_Task goal:_
All the data below goes into the copy word for word, but the pictures don't.

_Material for this exercise:_
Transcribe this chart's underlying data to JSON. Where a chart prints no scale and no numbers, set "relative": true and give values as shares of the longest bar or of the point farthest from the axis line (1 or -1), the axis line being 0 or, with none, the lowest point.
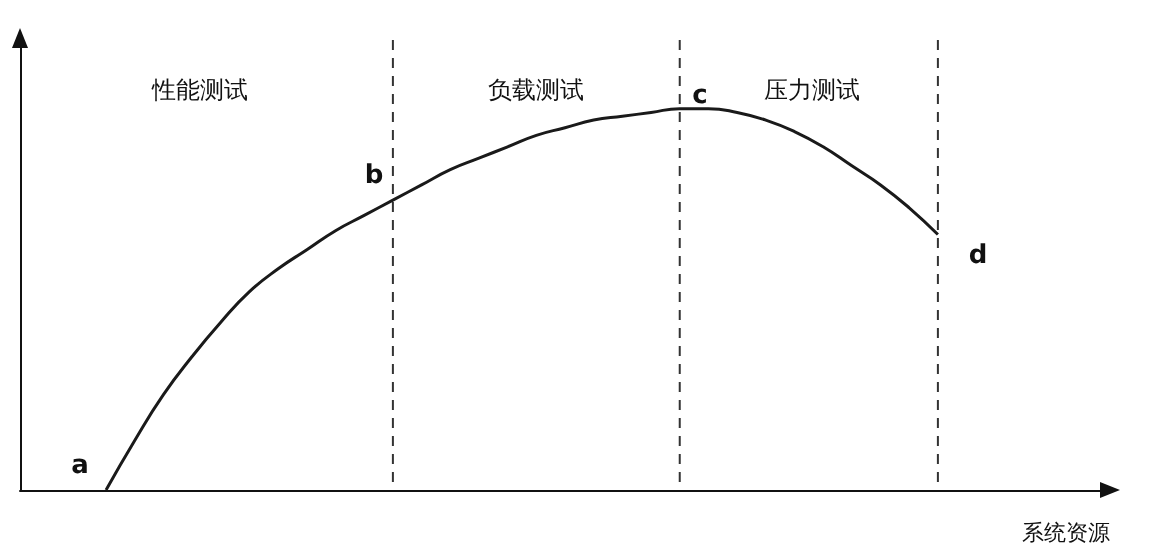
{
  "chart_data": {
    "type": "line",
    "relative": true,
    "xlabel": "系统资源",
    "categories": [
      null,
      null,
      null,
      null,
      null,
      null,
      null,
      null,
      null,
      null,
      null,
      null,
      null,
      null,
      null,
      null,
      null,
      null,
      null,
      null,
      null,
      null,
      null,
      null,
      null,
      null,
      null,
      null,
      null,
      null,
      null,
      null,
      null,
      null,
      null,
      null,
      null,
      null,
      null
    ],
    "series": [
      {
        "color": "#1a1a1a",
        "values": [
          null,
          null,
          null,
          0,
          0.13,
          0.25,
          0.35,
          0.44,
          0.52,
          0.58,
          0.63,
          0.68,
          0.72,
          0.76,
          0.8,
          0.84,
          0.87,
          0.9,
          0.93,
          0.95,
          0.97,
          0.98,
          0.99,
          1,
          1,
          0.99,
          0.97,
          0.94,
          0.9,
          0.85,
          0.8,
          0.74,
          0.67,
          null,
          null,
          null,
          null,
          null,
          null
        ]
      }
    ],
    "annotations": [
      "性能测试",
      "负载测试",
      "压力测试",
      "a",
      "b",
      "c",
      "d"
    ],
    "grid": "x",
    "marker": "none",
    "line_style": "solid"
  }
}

_Response to the exercise:_
Transcribe this chart's underlying data to JSON. Where a chart prints no scale and no numbers, set "relative": true and give values as shares of the longest bar or of the point farthest from the axis line (1 or -1), the axis line being 0 or, with none, the lowest point.
{
  "chart_data": {
    "type": "line",
    "relative": true,
    "xlabel": "系统资源",
    "categories": [
      null,
      null,
      null,
      null,
      null,
      null,
      null,
      null,
      null,
      null,
      null,
      null,
      null,
      null,
      null,
      null,
      null,
      null,
      null,
      null,
      null,
      null,
      null,
      null,
      null,
      null,
      null,
      null,
      null,
      null,
      null,
      null,
      null,
      null,
      null,
      null,
      null,
      null,
      null
    ],
    "series": [
      {
        "color": "#1a1a1a",
        "values": [
          null,
          null,
          null,
          0,
          0.13,
          0.25,
          0.35,
          0.44,
          0.52,
          0.58,
          0.63,
          0.68,
          0.72,
          0.76,
          0.8,
          0.84,
          0.87,
          0.9,
          0.93,
          0.95,
          0.97,
          0.98,
          0.99,
          1,
          1,
          0.99,
          0.97,
          0.94,
          0.9,
          0.85,
          0.8,
          0.74,
          0.67,
          null,
          null,
          null,
          null,
          null,
          null
        ]
      }
    ],
    "annotations": [
      "性能测试",
      "负载测试",
      "压力测试",
      "a",
      "b",
      "c",
      "d"
    ],
    "grid": "x",
    "marker": "none",
    "line_style": "solid"
  }
}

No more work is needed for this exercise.